* _Goal_
In the data below, find each line containing the string "https" and return it.

(Dataset records)
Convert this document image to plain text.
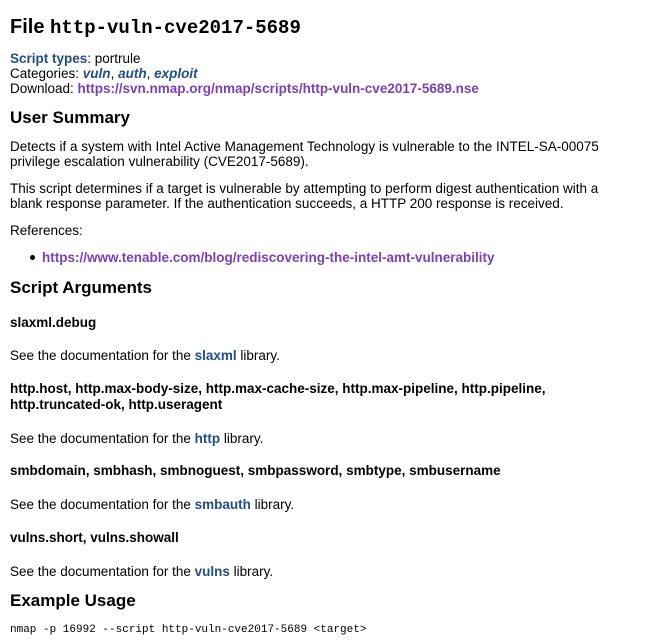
File http-vuln-cve2017-5689
Script types: portrule
Categories: vuln, auth, exploit
Download: https://svn.nmap.org/nmap/scripts/http-vuln-cve2017-5689.nse
User Summary

Detects if a system with Intel Active Management Technology is vulnerable to the INTEL-SA-00075 privilege escalation vulnerability (CVE2017-5689).

This script determines if a target is vulnerable by attempting to perform digest authentication with a blank response parameter. If the authentication succeeds, a HTTP 200 response is received.

References:

https://www.tenable.com/blog/rediscovering-the-intel-amt-vulnerability
Script Arguments
slaxml.debug

See the documentation for the slaxml library.

http.host, http.max-body-size, http.max-cache-size, http.max-pipeline, http.pipeline, http.truncated-ok, http.useragent

See the documentation for the http library.

smbdomain, smbhash, smbnoguest, smbpassword, smbtype, smbusername

See the documentation for the smbauth library.

vulns.short, vulns.showall

See the documentation for the vulns library.

Example Usage
nmap -p 16992 --script http-vuln-cve2017-5689 <target>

* _Response below_
Download: https://svn.nmap.org/nmap/scripts/http-vuln-cve2017-5689.nse
https://www.tenable.com/blog/rediscovering-the-intel-amt-vulnerability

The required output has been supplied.